Items drawn from a data source:
::::::
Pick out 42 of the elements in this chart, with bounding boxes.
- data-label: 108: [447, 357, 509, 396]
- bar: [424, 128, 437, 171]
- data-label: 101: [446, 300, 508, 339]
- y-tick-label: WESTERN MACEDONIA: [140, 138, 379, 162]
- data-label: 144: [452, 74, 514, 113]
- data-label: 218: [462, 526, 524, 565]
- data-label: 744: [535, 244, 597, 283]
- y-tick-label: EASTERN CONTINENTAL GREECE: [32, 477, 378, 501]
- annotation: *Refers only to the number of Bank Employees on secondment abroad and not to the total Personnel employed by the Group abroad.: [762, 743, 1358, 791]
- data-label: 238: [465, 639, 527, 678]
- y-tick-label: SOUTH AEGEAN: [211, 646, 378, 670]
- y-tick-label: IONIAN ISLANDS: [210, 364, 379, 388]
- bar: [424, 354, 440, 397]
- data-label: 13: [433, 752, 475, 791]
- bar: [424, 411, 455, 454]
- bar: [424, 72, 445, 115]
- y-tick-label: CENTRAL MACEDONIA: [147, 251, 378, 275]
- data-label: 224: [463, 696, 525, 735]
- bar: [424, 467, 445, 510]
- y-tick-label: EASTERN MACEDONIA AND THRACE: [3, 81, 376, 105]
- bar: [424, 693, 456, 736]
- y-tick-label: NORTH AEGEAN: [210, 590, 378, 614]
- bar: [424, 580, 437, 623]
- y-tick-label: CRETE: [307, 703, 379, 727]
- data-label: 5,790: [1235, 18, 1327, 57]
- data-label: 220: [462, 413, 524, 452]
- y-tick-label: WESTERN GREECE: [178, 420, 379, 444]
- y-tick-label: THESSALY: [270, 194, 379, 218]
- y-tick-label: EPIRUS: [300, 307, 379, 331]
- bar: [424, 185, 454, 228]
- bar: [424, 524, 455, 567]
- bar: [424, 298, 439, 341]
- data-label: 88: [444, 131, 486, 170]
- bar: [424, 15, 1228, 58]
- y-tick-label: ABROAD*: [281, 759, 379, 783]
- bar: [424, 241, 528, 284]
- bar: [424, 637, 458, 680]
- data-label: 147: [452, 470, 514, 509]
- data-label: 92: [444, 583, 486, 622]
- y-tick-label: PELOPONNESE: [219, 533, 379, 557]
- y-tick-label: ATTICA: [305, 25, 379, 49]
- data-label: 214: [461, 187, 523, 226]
::::::
— Given instruction —
Lay out the rows above as a Markdown table with two columns, Row and Line. Number each line in the Row column and omit blank lines.

— Result —
| Row | Line |
|---|---|
| 1 | Pick out 42 of the elements in this chart, with bounding boxes. |
| 2 | - data-label: 108: [447, 357, 509, 396] |
| 3 | - bar: [424, 128, 437, 171] |
| 4 | - data-label: 101: [446, 300, 508, 339] |
| 5 | - y-tick-label: WESTERN MACEDONIA: [140, 138, 379, 162] |
| 6 | - data-label: 144: [452, 74, 514, 113] |
| 7 | - data-label: 218: [462, 526, 524, 565] |
| 8 | - data-label: 744: [535, 244, 597, 283] |
| 9 | - y-tick-label: EASTERN CONTINENTAL GREECE: [32, 477, 378, 501] |
| 10 | - annotation: *Refers only to the number of Bank Employees on secondment abroad and not to the total Personnel employed by the Group abroad.: [762, 743, 1358, 791] |
| 11 | - data-label: 238: [465, 639, 527, 678] |
| 12 | - y-tick-label: SOUTH AEGEAN: [211, 646, 378, 670] |
| 13 | - y-tick-label: IONIAN ISLANDS: [210, 364, 379, 388] |
| 14 | - bar: [424, 354, 440, 397] |
| 15 | - data-label: 13: [433, 752, 475, 791] |
| 16 | - bar: [424, 411, 455, 454] |
| 17 | - bar: [424, 72, 445, 115] |
| 18 | - y-tick-label: CENTRAL MACEDONIA: [147, 251, 378, 275] |
| 19 | - data-label: 224: [463, 696, 525, 735] |
| 20 | - bar: [424, 467, 445, 510] |
| 21 | - y-tick-label: EASTERN MACEDONIA AND THRACE: [3, 81, 376, 105] |
| 22 | - bar: [424, 693, 456, 736] |
| 23 | - y-tick-label: NORTH AEGEAN: [210, 590, 378, 614] |
| 24 | - bar: [424, 580, 437, 623] |
| 25 | - y-tick-label: CRETE: [307, 703, 379, 727] |
| 26 | - data-label: 5,790: [1235, 18, 1327, 57] |
| 27 | - data-label: 220: [462, 413, 524, 452] |
| 28 | - y-tick-label: WESTERN GREECE: [178, 420, 379, 444] |
| 29 | - y-tick-label: THESSALY: [270, 194, 379, 218] |
| 30 | - y-tick-label: EPIRUS: [300, 307, 379, 331] |
| 31 | - bar: [424, 185, 454, 228] |
| 32 | - bar: [424, 524, 455, 567] |
| 33 | - bar: [424, 298, 439, 341] |
| 34 | - data-label: 88: [444, 131, 486, 170] |
| 35 | - bar: [424, 15, 1228, 58] |
| 36 | - y-tick-label: ABROAD*: [281, 759, 379, 783] |
| 37 | - bar: [424, 241, 528, 284] |
| 38 | - bar: [424, 637, 458, 680] |
| 39 | - data-label: 147: [452, 470, 514, 509] |
| 40 | - data-label: 92: [444, 583, 486, 622] |
| 41 | - y-tick-label: PELOPONNESE: [219, 533, 379, 557] |
| 42 | - y-tick-label: ATTICA: [305, 25, 379, 49] |
| 43 | - data-label: 214: [461, 187, 523, 226] |